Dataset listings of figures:

"""

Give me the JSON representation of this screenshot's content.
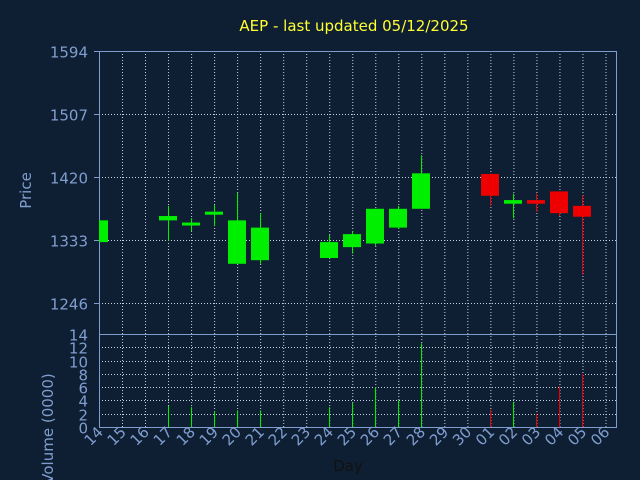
{
  "colors": {
    "background": "#0f1f33",
    "axis": "#7f9ecf",
    "grid": "#c8d0e0",
    "title": "#ffff33",
    "label": "#7f9ecf",
    "xlabel": "#111111",
    "up": "#00ee00",
    "down": "#ee0000"
  },
  "chart_data": {
    "type": "candlestick",
    "title": "AEP - last updated 05/12/2025",
    "xlabel": "Day",
    "price_panel": {
      "ylabel": "Price",
      "yticks": [
        1246,
        1333,
        1420,
        1507,
        1594
      ],
      "ylim": [
        1203,
        1594
      ],
      "grid": true
    },
    "volume_panel": {
      "ylabel": "Volume (0000)",
      "yticks": [
        0,
        2,
        4,
        6,
        8,
        10,
        12,
        14
      ],
      "ylim": [
        0,
        14
      ],
      "grid": true
    },
    "x_ticks": [
      "14",
      "15",
      "16",
      "17",
      "18",
      "19",
      "20",
      "21",
      "22",
      "23",
      "24",
      "25",
      "26",
      "27",
      "28",
      "29",
      "30",
      "01",
      "02",
      "03",
      "04",
      "05",
      "06"
    ],
    "candles": [
      {
        "day": "14",
        "open": 1330,
        "close": 1360,
        "high": 1360,
        "low": 1330,
        "volume": 0,
        "direction": "up"
      },
      {
        "day": "17",
        "open": 1360,
        "close": 1366,
        "high": 1380,
        "low": 1332,
        "volume": 3.2,
        "direction": "up"
      },
      {
        "day": "18",
        "open": 1354,
        "close": 1357,
        "high": 1363,
        "low": 1345,
        "volume": 3.0,
        "direction": "up"
      },
      {
        "day": "19",
        "open": 1369,
        "close": 1372,
        "high": 1381,
        "low": 1352,
        "volume": 2.4,
        "direction": "up"
      },
      {
        "day": "20",
        "open": 1300,
        "close": 1360,
        "high": 1398,
        "low": 1300,
        "volume": 2.5,
        "direction": "up"
      },
      {
        "day": "21",
        "open": 1305,
        "close": 1350,
        "high": 1370,
        "low": 1300,
        "volume": 2.5,
        "direction": "up"
      },
      {
        "day": "24",
        "open": 1308,
        "close": 1330,
        "high": 1340,
        "low": 1308,
        "volume": 3.0,
        "direction": "up"
      },
      {
        "day": "25",
        "open": 1323,
        "close": 1341,
        "high": 1345,
        "low": 1314,
        "volume": 3.6,
        "direction": "up"
      },
      {
        "day": "26",
        "open": 1328,
        "close": 1376,
        "high": 1376,
        "low": 1325,
        "volume": 6.0,
        "direction": "up"
      },
      {
        "day": "27",
        "open": 1350,
        "close": 1376,
        "high": 1380,
        "low": 1348,
        "volume": 4.0,
        "direction": "up"
      },
      {
        "day": "28",
        "open": 1376,
        "close": 1425,
        "high": 1450,
        "low": 1376,
        "volume": 12.6,
        "direction": "up"
      },
      {
        "day": "01",
        "open": 1424,
        "close": 1394,
        "high": 1425,
        "low": 1380,
        "volume": 2.6,
        "direction": "down"
      },
      {
        "day": "02",
        "open": 1383,
        "close": 1388,
        "high": 1397,
        "low": 1363,
        "volume": 3.8,
        "direction": "up"
      },
      {
        "day": "03",
        "open": 1388,
        "close": 1383,
        "high": 1397,
        "low": 1372,
        "volume": 2.0,
        "direction": "down"
      },
      {
        "day": "04",
        "open": 1400,
        "close": 1370,
        "high": 1400,
        "low": 1366,
        "volume": 6.1,
        "direction": "down"
      },
      {
        "day": "05",
        "open": 1380,
        "close": 1365,
        "high": 1395,
        "low": 1285,
        "volume": 8.0,
        "direction": "down"
      }
    ]
  }
}
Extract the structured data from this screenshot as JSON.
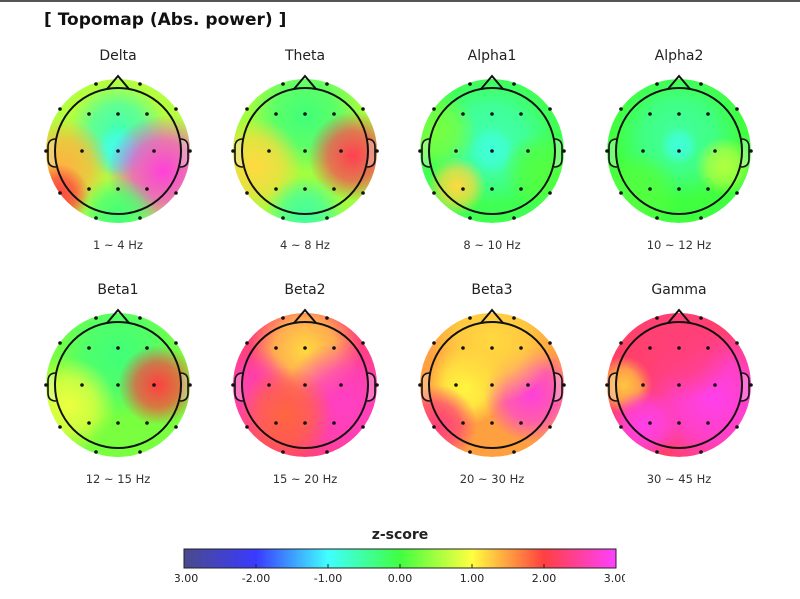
{
  "title": "[ Topomap (Abs. power) ]",
  "chart_data": {
    "type": "heatmap",
    "maps": [
      {
        "band": "Delta",
        "range": "1 ~ 4 Hz"
      },
      {
        "band": "Theta",
        "range": "4 ~ 8 Hz"
      },
      {
        "band": "Alpha1",
        "range": "8 ~ 10 Hz"
      },
      {
        "band": "Alpha2",
        "range": "10 ~ 12 Hz"
      },
      {
        "band": "Beta1",
        "range": "12 ~ 15 Hz"
      },
      {
        "band": "Beta2",
        "range": "15 ~ 20 Hz"
      },
      {
        "band": "Beta3",
        "range": "20 ~ 30 Hz"
      },
      {
        "band": "Gamma",
        "range": "30 ~ 45 Hz"
      }
    ],
    "colorbar": {
      "title": "z-score",
      "range": [
        -3,
        3
      ],
      "ticks": [
        "-3.00",
        "-2.00",
        "-1.00",
        "0.00",
        "1.00",
        "2.00",
        "3.00"
      ],
      "colors": [
        "#4a4a8c",
        "#3a3aff",
        "#40ffff",
        "#40ff40",
        "#ffff40",
        "#ff4040",
        "#ff40ff"
      ]
    }
  }
}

"""

Identify the lines above that contain the word "screenshot", then copy them.

## Correct response
Give me the JSON representation of this screenshot's content.
Extract the structured data from this screenshot as JSON.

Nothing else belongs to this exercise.